§ Task objective:
In your copy, repeat the records exactly and leave out the pictures.
— start Provided data —
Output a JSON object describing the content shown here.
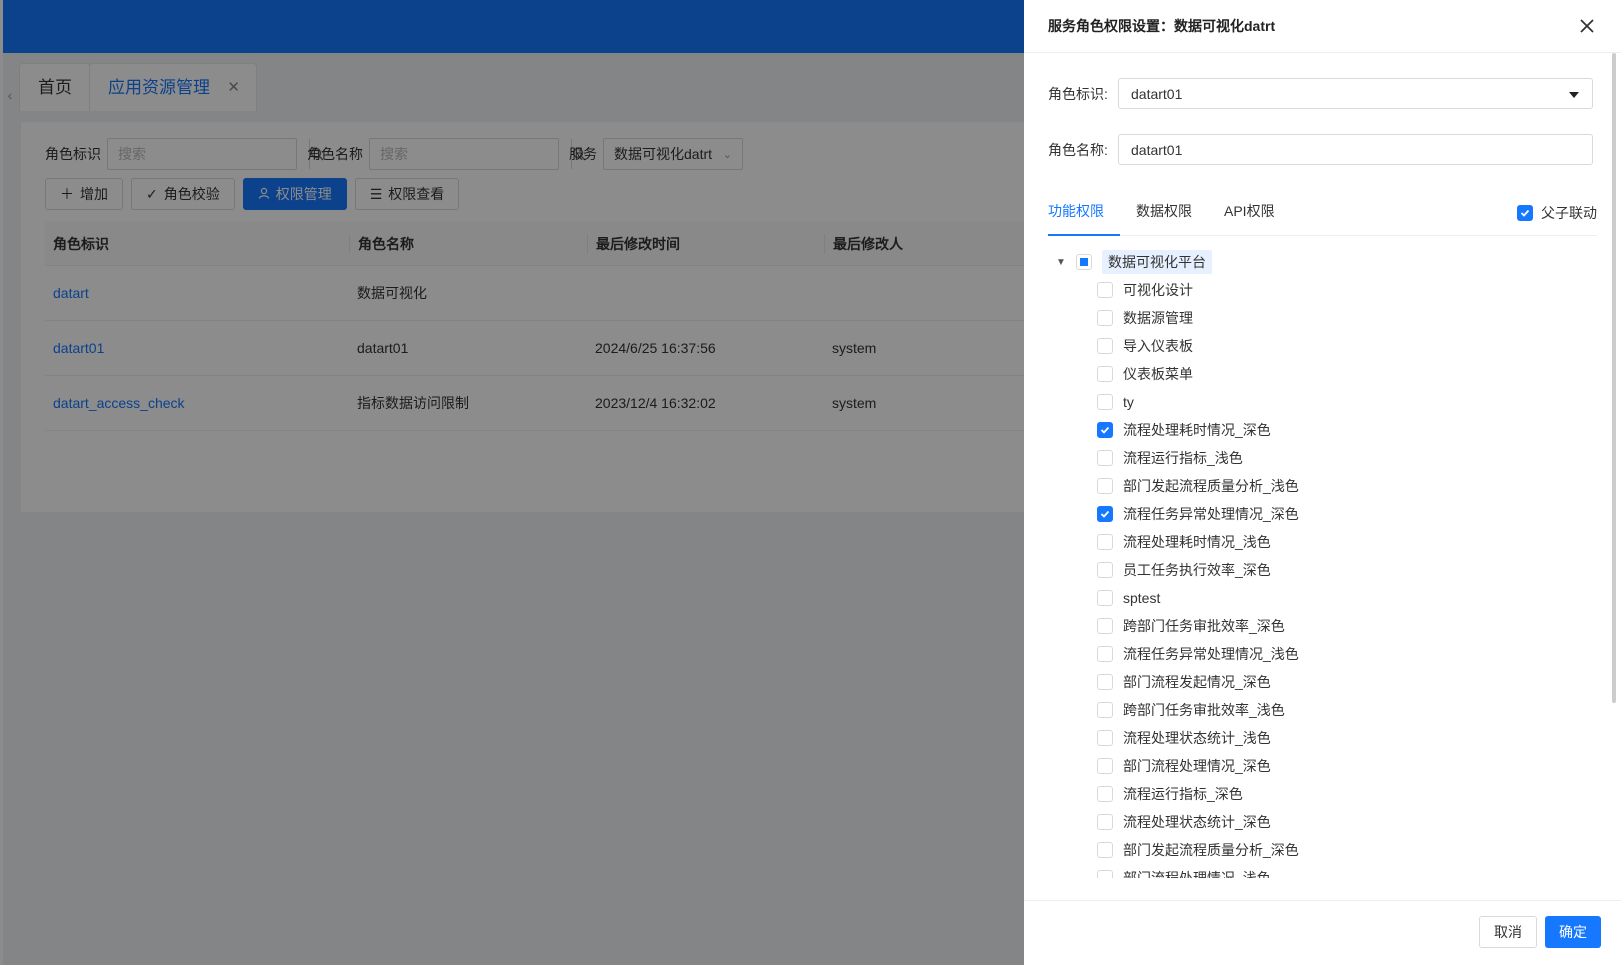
{
  "colors": {
    "primary": "#1677ff",
    "mask": "rgba(0,0,0,0.45)"
  },
  "tabs": {
    "home": "首页",
    "active": "应用资源管理"
  },
  "filters": {
    "role_id_label": "角色标识",
    "role_id_placeholder": "搜索",
    "role_name_label": "角色名称",
    "role_name_placeholder": "搜索",
    "service_label": "服务",
    "service_value": "数据可视化datrt"
  },
  "actions": {
    "add": "增加",
    "check": "角色校验",
    "manage": "权限管理",
    "view": "权限查看"
  },
  "table": {
    "headers": [
      "角色标识",
      "角色名称",
      "最后修改时间",
      "最后修改人"
    ],
    "rows": [
      {
        "id": "datart",
        "name": "数据可视化",
        "time": "",
        "user": ""
      },
      {
        "id": "datart01",
        "name": "datart01",
        "time": "2024/6/25 16:37:56",
        "user": "system"
      },
      {
        "id": "datart_access_check",
        "name": "指标数据访问限制",
        "time": "2023/12/4 16:32:02",
        "user": "system"
      }
    ]
  },
  "drawer": {
    "title": "服务角色权限设置：数据可视化datrt",
    "role_id_label": "角色标识:",
    "role_id_value": "datart01",
    "role_name_label": "角色名称:",
    "role_name_value": "datart01",
    "tabs": [
      "功能权限",
      "数据权限",
      "API权限"
    ],
    "linkage_label": "父子联动",
    "tree_root": "数据可视化平台",
    "tree_items": [
      {
        "label": "可视化设计",
        "checked": false
      },
      {
        "label": "数据源管理",
        "checked": false
      },
      {
        "label": "导入仪表板",
        "checked": false
      },
      {
        "label": "仪表板菜单",
        "checked": false
      },
      {
        "label": "ty",
        "checked": false
      },
      {
        "label": "流程处理耗时情况_深色",
        "checked": true
      },
      {
        "label": "流程运行指标_浅色",
        "checked": false
      },
      {
        "label": "部门发起流程质量分析_浅色",
        "checked": false
      },
      {
        "label": "流程任务异常处理情况_深色",
        "checked": true
      },
      {
        "label": "流程处理耗时情况_浅色",
        "checked": false
      },
      {
        "label": "员工任务执行效率_深色",
        "checked": false
      },
      {
        "label": "sptest",
        "checked": false
      },
      {
        "label": "跨部门任务审批效率_深色",
        "checked": false
      },
      {
        "label": "流程任务异常处理情况_浅色",
        "checked": false
      },
      {
        "label": "部门流程发起情况_深色",
        "checked": false
      },
      {
        "label": "跨部门任务审批效率_浅色",
        "checked": false
      },
      {
        "label": "流程处理状态统计_浅色",
        "checked": false
      },
      {
        "label": "部门流程处理情况_深色",
        "checked": false
      },
      {
        "label": "流程运行指标_深色",
        "checked": false
      },
      {
        "label": "流程处理状态统计_深色",
        "checked": false
      },
      {
        "label": "部门发起流程质量分析_深色",
        "checked": false
      },
      {
        "label": "部门流程处理情况_浅色",
        "checked": false
      }
    ],
    "cancel_label": "取消",
    "ok_label": "确定"
  }
}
— end Provided data —
§ Output of the exercise:
Output a JSON object describing the content shown here.
{
  "colors": {
    "primary": "#1677ff",
    "mask": "rgba(0,0,0,0.45)"
  },
  "tabs": {
    "home": "首页",
    "active": "应用资源管理"
  },
  "filters": {
    "role_id_label": "角色标识",
    "role_id_placeholder": "搜索",
    "role_name_label": "角色名称",
    "role_name_placeholder": "搜索",
    "service_label": "服务",
    "service_value": "数据可视化datrt"
  },
  "actions": {
    "add": "增加",
    "check": "角色校验",
    "manage": "权限管理",
    "view": "权限查看"
  },
  "table": {
    "headers": [
      "角色标识",
      "角色名称",
      "最后修改时间",
      "最后修改人"
    ],
    "rows": [
      {
        "id": "datart",
        "name": "数据可视化",
        "time": "",
        "user": ""
      },
      {
        "id": "datart01",
        "name": "datart01",
        "time": "2024/6/25 16:37:56",
        "user": "system"
      },
      {
        "id": "datart_access_check",
        "name": "指标数据访问限制",
        "time": "2023/12/4 16:32:02",
        "user": "system"
      }
    ]
  },
  "drawer": {
    "title": "服务角色权限设置：数据可视化datrt",
    "role_id_label": "角色标识:",
    "role_id_value": "datart01",
    "role_name_label": "角色名称:",
    "role_name_value": "datart01",
    "tabs": [
      "功能权限",
      "数据权限",
      "API权限"
    ],
    "linkage_label": "父子联动",
    "tree_root": "数据可视化平台",
    "tree_items": [
      {
        "label": "可视化设计",
        "checked": false
      },
      {
        "label": "数据源管理",
        "checked": false
      },
      {
        "label": "导入仪表板",
        "checked": false
      },
      {
        "label": "仪表板菜单",
        "checked": false
      },
      {
        "label": "ty",
        "checked": false
      },
      {
        "label": "流程处理耗时情况_深色",
        "checked": true
      },
      {
        "label": "流程运行指标_浅色",
        "checked": false
      },
      {
        "label": "部门发起流程质量分析_浅色",
        "checked": false
      },
      {
        "label": "流程任务异常处理情况_深色",
        "checked": true
      },
      {
        "label": "流程处理耗时情况_浅色",
        "checked": false
      },
      {
        "label": "员工任务执行效率_深色",
        "checked": false
      },
      {
        "label": "sptest",
        "checked": false
      },
      {
        "label": "跨部门任务审批效率_深色",
        "checked": false
      },
      {
        "label": "流程任务异常处理情况_浅色",
        "checked": false
      },
      {
        "label": "部门流程发起情况_深色",
        "checked": false
      },
      {
        "label": "跨部门任务审批效率_浅色",
        "checked": false
      },
      {
        "label": "流程处理状态统计_浅色",
        "checked": false
      },
      {
        "label": "部门流程处理情况_深色",
        "checked": false
      },
      {
        "label": "流程运行指标_深色",
        "checked": false
      },
      {
        "label": "流程处理状态统计_深色",
        "checked": false
      },
      {
        "label": "部门发起流程质量分析_深色",
        "checked": false
      },
      {
        "label": "部门流程处理情况_浅色",
        "checked": false
      }
    ],
    "cancel_label": "取消",
    "ok_label": "确定"
  }
}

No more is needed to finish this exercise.